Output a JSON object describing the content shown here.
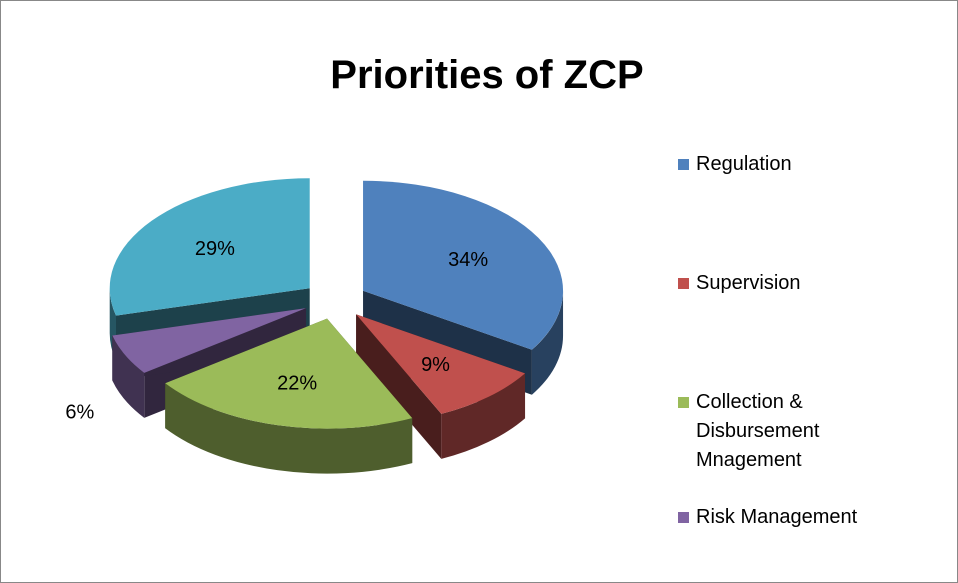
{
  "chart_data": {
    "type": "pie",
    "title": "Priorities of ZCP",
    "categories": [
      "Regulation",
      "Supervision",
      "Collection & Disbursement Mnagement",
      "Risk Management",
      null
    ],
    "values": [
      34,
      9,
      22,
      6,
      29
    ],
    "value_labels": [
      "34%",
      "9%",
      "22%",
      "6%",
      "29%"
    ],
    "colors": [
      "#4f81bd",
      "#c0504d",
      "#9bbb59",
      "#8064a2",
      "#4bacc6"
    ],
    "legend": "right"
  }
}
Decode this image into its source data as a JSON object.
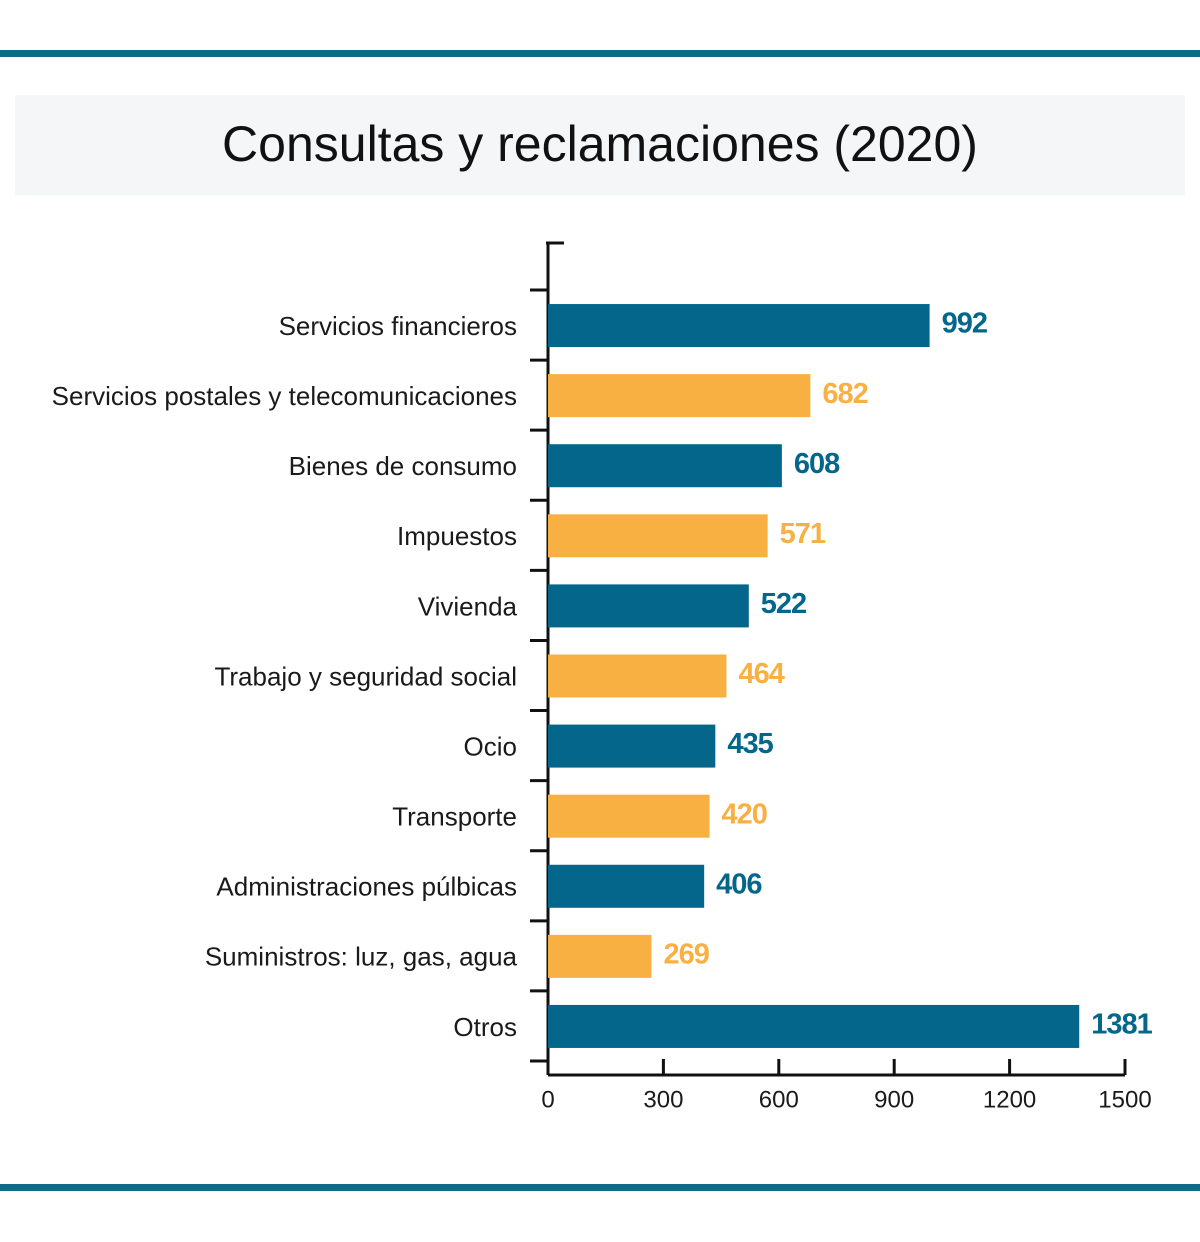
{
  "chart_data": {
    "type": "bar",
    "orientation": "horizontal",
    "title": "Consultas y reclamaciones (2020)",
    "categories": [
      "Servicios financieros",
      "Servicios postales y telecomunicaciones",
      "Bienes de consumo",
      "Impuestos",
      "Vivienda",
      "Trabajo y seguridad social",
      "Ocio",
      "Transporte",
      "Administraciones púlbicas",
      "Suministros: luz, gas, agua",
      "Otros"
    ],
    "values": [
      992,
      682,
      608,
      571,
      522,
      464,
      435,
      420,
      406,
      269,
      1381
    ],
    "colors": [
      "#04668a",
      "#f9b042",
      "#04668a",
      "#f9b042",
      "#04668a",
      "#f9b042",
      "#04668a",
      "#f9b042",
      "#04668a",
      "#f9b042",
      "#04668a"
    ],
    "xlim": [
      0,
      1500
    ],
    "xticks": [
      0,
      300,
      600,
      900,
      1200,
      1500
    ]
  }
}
==
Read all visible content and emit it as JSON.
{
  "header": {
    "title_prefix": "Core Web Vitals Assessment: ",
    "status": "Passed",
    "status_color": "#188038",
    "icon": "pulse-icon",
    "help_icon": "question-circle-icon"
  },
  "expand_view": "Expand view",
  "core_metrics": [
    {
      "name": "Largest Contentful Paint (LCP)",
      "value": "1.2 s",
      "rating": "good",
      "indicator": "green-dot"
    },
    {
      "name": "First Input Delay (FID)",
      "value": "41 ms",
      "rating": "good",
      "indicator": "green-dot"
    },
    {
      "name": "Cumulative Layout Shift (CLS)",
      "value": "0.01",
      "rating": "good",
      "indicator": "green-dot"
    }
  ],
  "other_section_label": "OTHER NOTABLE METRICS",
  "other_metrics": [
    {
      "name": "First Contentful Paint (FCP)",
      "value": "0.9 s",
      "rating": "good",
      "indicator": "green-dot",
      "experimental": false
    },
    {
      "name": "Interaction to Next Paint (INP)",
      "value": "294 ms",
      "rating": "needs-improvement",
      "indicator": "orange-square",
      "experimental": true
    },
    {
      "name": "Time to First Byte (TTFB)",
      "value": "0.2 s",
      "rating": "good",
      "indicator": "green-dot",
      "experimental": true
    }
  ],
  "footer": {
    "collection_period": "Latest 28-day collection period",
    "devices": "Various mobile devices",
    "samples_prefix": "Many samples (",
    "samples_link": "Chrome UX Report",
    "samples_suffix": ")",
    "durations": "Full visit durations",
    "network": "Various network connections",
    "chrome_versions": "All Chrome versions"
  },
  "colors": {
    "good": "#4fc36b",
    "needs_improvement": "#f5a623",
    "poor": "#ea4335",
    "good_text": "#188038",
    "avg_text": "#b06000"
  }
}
...
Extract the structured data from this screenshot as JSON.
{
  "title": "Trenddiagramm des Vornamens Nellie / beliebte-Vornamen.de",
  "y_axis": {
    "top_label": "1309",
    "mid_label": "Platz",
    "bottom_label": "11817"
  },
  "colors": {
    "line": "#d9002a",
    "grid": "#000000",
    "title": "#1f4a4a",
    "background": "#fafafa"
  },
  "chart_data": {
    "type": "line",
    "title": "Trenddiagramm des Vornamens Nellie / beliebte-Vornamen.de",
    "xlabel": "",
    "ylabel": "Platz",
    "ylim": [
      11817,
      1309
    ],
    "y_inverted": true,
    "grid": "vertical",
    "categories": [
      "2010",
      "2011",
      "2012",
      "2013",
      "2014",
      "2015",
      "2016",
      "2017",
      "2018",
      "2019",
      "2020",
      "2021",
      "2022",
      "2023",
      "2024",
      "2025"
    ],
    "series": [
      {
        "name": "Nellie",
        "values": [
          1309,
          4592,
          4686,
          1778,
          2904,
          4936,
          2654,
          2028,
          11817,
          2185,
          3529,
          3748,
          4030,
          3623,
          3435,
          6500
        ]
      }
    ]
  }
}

> _EXERCISE TASK_:
Identify lines with the string "Nellie". Copy each one.

> _ANSWER BELOW_:
  "title": "Trenddiagramm des Vornamens Nellie / beliebte-Vornamen.de",
    "title": "Trenddiagramm des Vornamens Nellie / beliebte-Vornamen.de",
        "name": "Nellie",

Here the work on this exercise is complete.